→ **Task requirements**
Pull out every line with the word "lifestyle" from the entries below.

═════ Data records ═════

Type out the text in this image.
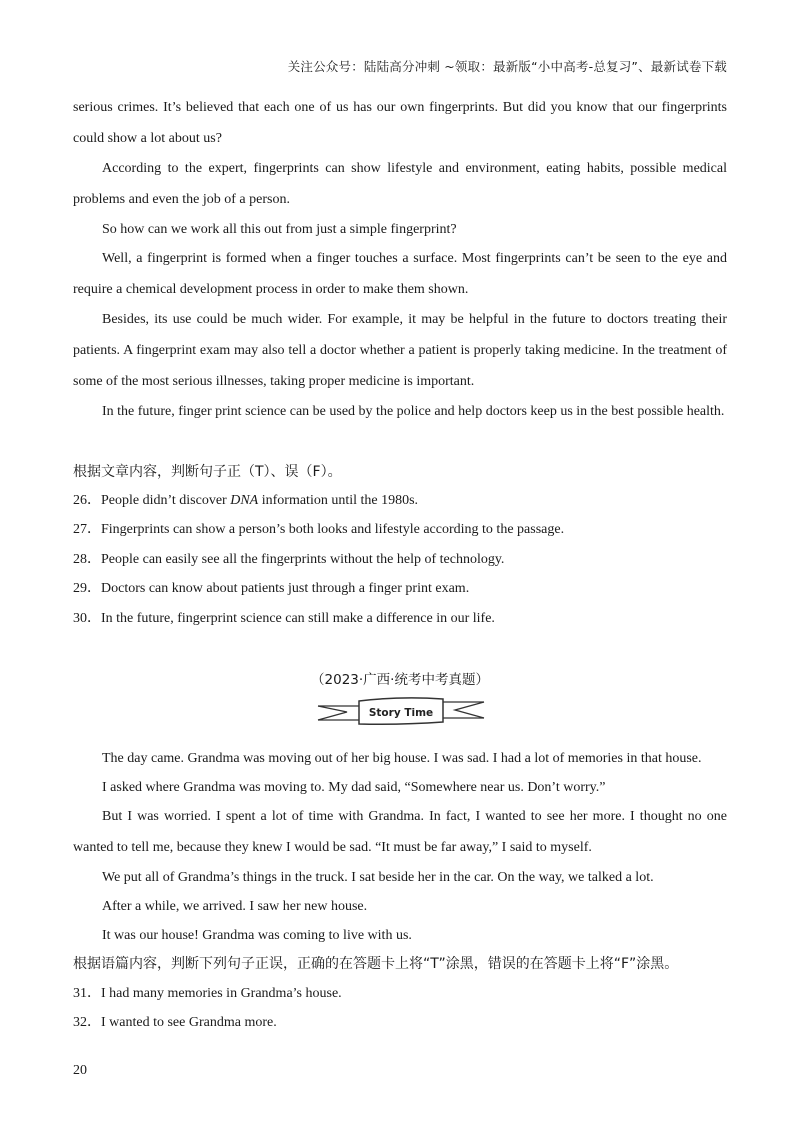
关注公众号：陆陆高分冲刺 ~领取：最新版“小中高考-总复习”、最新试卷下载

serious crimes. It’s believed that each one of us has our own fingerprints. But did you know that our fingerprints could show a lot about us?

According to the expert, fingerprints can show lifestyle and environment, eating habits, possible medical problems and even the job of a person.

So how can we work all this out from just a simple fingerprint?

Well, a fingerprint is formed when a finger touches a surface. Most fingerprints can’t be seen to the eye and require a chemical development process in order to make them shown.

Besides, its use could be much wider. For example, it may be helpful in the future to doctors treating their patients. A fingerprint exam may also tell a doctor whether a patient is properly taking medicine. In the treatment of some of the most serious illnesses, taking proper medicine is important.

In the future, finger print science can be used by the police and help doctors keep us in the best possible health.

根据文章内容，判断句子正（T）、误（F）。
26．People didn’t discover DNA information until the 1980s.
27．Fingerprints can show a person’s both looks and lifestyle according to the passage.
28．People can easily see all the fingerprints without the help of technology.
29．Doctors can know about patients just through a finger print exam.
30．In the future, fingerprint science can still make a difference in our life.
（2023·广西·统考中考真题）
Story Time

The day came. Grandma was moving out of her big house. I was sad. I had a lot of memories in that house.

I asked where Grandma was moving to. My dad said, “Somewhere near us. Don’t worry.”

But I was worried. I spent a lot of time with Grandma. In fact, I wanted to see her more. I thought no one wanted to tell me, because they knew I would be sad. “It must be far away,” I said to myself.

We put all of Grandma’s things in the truck. I sat beside her in the car. On the way, we talked a lot.

After a while, we arrived. I saw her new house.

It was our house! Grandma was coming to live with us.

根据语篇内容，判断下列句子正误，正确的在答题卡上将“T”涂黑，错误的在答题卡上将“F”涂黑。
31．I had many memories in Grandma’s house.
32．I wanted to see Grandma more.
20
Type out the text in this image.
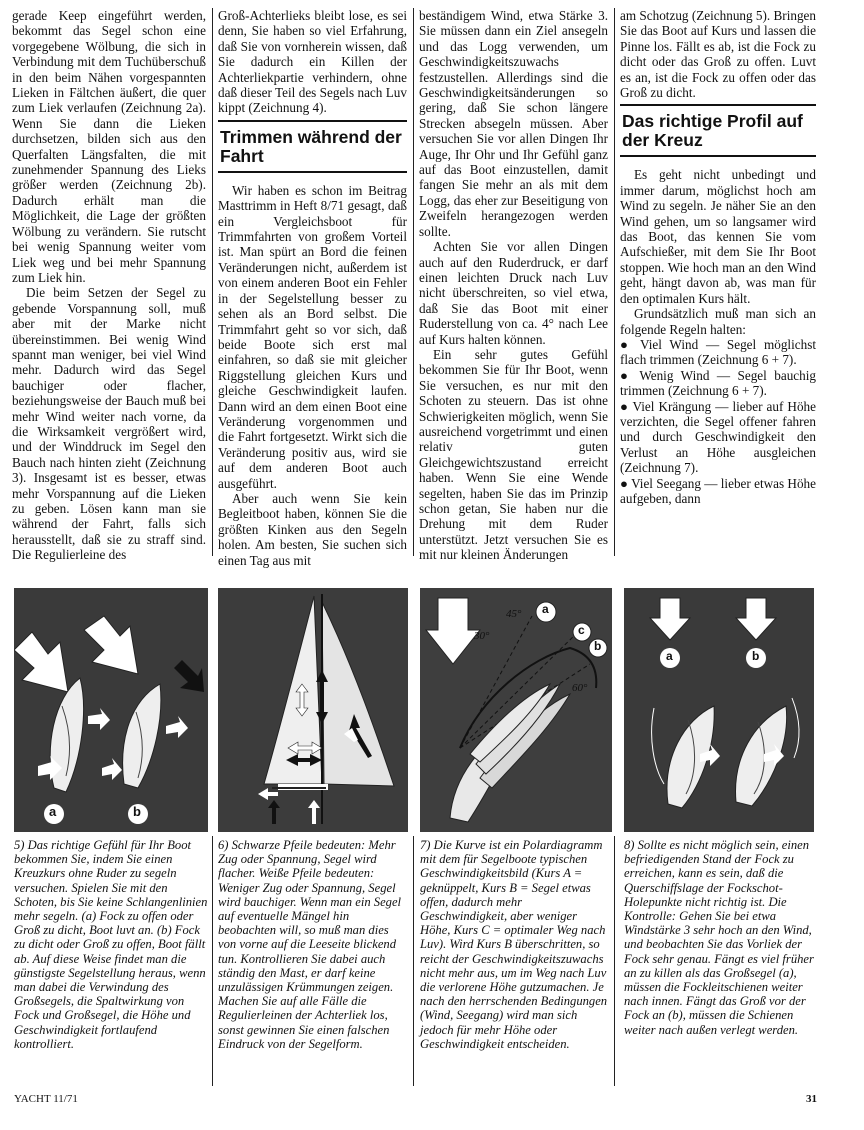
gerade Keep eingeführt werden, bekommt das Segel schon eine vorgegebene Wölbung, die sich in Verbindung mit dem Tuchüberschuß in den beim Nähen vorgespannten Lieken in Fältchen äußert, die quer zum Liek verlaufen (Zeichnung 2a). Wenn Sie dann die Lieken durchsetzen, bilden sich aus den Querfalten Längsfalten, die mit zunehmender Spannung des Lieks größer werden (Zeichnung 2b). Dadurch erhält man die Möglichkeit, die Lage der größten Wölbung zu verändern. Sie rutscht bei wenig Spannung weiter vom Liek weg und bei mehr Spannung zum Liek hin.

Die beim Setzen der Segel zu gebende Vorspannung soll, muß aber mit der Marke nicht übereinstimmen. Bei wenig Wind spannt man weniger, bei viel Wind mehr. Dadurch wird das Segel bauchiger oder flacher, beziehungsweise der Bauch muß bei mehr Wind weiter nach vorne, da die Wirksamkeit vergrößert wird, und der Winddruck im Segel den Bauch nach hinten zieht (Zeichnung 3). Insgesamt ist es besser, etwas mehr Vorspannung auf die Lieken zu geben. Lösen kann man sie während der Fahrt, falls sich herausstellt, daß sie zu straff sind. Die Regulierleine des

Groß-Achterlieks bleibt lose, es sei denn, Sie haben so viel Erfahrung, daß Sie von vornherein wissen, daß Sie dadurch ein Killen der Achterliekpartie verhindern, ohne daß dieser Teil des Segels nach Luv kippt (Zeichnung 4).

Trimmen während der Fahrt

Wir haben es schon im Beitrag Masttrimm in Heft 8/71 gesagt, daß ein Vergleichsboot für Trimmfahrten von großem Vorteil ist. Man spürt an Bord die feinen Veränderungen nicht, außerdem ist von einem anderen Boot ein Fehler in der Segelstellung besser zu sehen als an Bord selbst. Die Trimmfahrt geht so vor sich, daß beide Boote sich erst mal einfahren, so daß sie mit gleicher Riggstellung gleichen Kurs und gleiche Geschwindigkeit laufen. Dann wird an dem einen Boot eine Veränderung vorgenommen und die Fahrt fortgesetzt. Wirkt sich die Veränderung positiv aus, wird sie auf dem anderen Boot auch ausgeführt.

Aber auch wenn Sie kein Begleitboot haben, können Sie die größten Kinken aus den Segeln holen. Am besten, Sie suchen sich einen Tag aus mit

beständigem Wind, etwa Stärke 3. Sie müssen dann ein Ziel ansegeln und das Logg verwenden, um Geschwindigkeitszuwachs festzustellen. Allerdings sind die Geschwindigkeitsänderungen so gering, daß Sie schon längere Strecken absegeln müssen. Aber versuchen Sie vor allen Dingen Ihr Auge, Ihr Ohr und Ihr Gefühl ganz auf das Boot einzustellen, damit fangen Sie mehr an als mit dem Logg, das eher zur Beseitigung von Zweifeln herangezogen werden sollte.

Achten Sie vor allen Dingen auch auf den Ruderdruck, er darf einen leichten Druck nach Luv nicht überschreiten, so viel etwa, daß Sie das Boot mit einer Ruderstellung von ca. 4° nach Lee auf Kurs halten können.

Ein sehr gutes Gefühl bekommen Sie für Ihr Boot, wenn Sie versuchen, es nur mit den Schoten zu steuern. Das ist ohne Schwierigkeiten möglich, wenn Sie ausreichend vorgetrimmt und einen relativ guten Gleichgewichtszustand erreicht haben. Wenn Sie eine Wende segelten, haben Sie das im Prinzip schon getan, Sie haben nur die Drehung mit dem Ruder unterstützt. Jetzt versuchen Sie es mit nur kleinen Änderungen

am Schotzug (Zeichnung 5). Bringen Sie das Boot auf Kurs und lassen die Pinne los. Fällt es ab, ist die Fock zu dicht oder das Groß zu offen. Luvt es an, ist die Fock zu offen oder das Groß zu dicht.

Das richtige Profil auf der Kreuz

Es geht nicht unbedingt und immer darum, möglichst hoch am Wind zu segeln. Je näher Sie an den Wind gehen, um so langsamer wird das Boot, das kennen Sie vom Aufschießer, mit dem Sie Ihr Boot stoppen. Wie hoch man an den Wind geht, hängt davon ab, was man für den optimalen Kurs hält.

Grundsätzlich muß man sich an folgende Regeln halten:

● Viel Wind — Segel möglichst flach trimmen (Zeichnung 6 + 7).

● Wenig Wind — Segel bauchig trimmen (Zeichnung 6 + 7).

● Viel Krängung — lieber auf Höhe verzichten, die Segel offener fahren und durch Geschwindigkeit den Verlust an Höhe ausgleichen (Zeichnung 7).

● Viel Seegang — lieber etwas Höhe aufgeben, dann

a	b
a
c
b
45°
30°
60°
a	b
5) Das richtige Gefühl für Ihr Boot bekommen Sie, indem Sie einen Kreuzkurs ohne Ruder zu segeln versuchen. Spielen Sie mit den Schoten, bis Sie keine Schlangenlinien mehr segeln. (a) Fock zu offen oder Groß zu dicht, Boot luvt an. (b) Fock zu dicht oder Groß zu offen, Boot fällt ab. Auf diese Weise findet man die günstigste Segelstellung heraus, wenn man dabei die Verwindung des Großsegels, die Spaltwirkung von Fock und Großsegel, die Höhe und Geschwindigkeit fortlaufend kontrolliert.
6) Schwarze Pfeile bedeuten: Mehr Zug oder Spannung, Segel wird flacher. Weiße Pfeile bedeuten: Weniger Zug oder Spannung, Segel wird bauchiger. Wenn man ein Segel auf eventuelle Mängel hin beobachten will, so muß man dies von vorne auf die Leeseite blickend tun. Kontrollieren Sie dabei auch ständig den Mast, er darf keine unzulässigen Krümmungen zeigen. Machen Sie auf alle Fälle die Regulierleinen der Achterliek los, sonst gewinnen Sie einen falschen Eindruck von der Segelform.
7) Die Kurve ist ein Polardiagramm mit dem für Segelboote typischen Geschwindigkeitsbild (Kurs A = geknüppelt, Kurs B = Segel etwas offen, dadurch mehr Geschwindigkeit, aber weniger Höhe, Kurs C = optimaler Weg nach Luv). Wird Kurs B überschritten, so reicht der Geschwindigkeitszuwachs nicht mehr aus, um im Weg nach Luv die verlorene Höhe gutzumachen. Je nach den herrschenden Bedingungen (Wind, Seegang) wird man sich jedoch für mehr Höhe oder Geschwindigkeit entscheiden.
8) Sollte es nicht möglich sein, einen befriedigenden Stand der Fock zu erreichen, kann es sein, daß die Querschiffslage der Fockschot-Holepunkte nicht richtig ist. Die Kontrolle: Gehen Sie bei etwa Windstärke 3 sehr hoch an den Wind, und beobachten Sie das Vorliek der Fock sehr genau. Fängt es viel früher an zu killen als das Großsegel (a), müssen die Fockleitschienen weiter nach innen. Fängt das Groß vor der Fock an (b), müssen die Schienen weiter nach außen verlegt werden.
YACHT 11/71	31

═════

→ **Exercise solution**
According to the expert, fingerprints can show lifestyle and environment, eating habits, possible medical problems and even the job of a person.
27．Fingerprints can show a person’s both looks and lifestyle according to the passage.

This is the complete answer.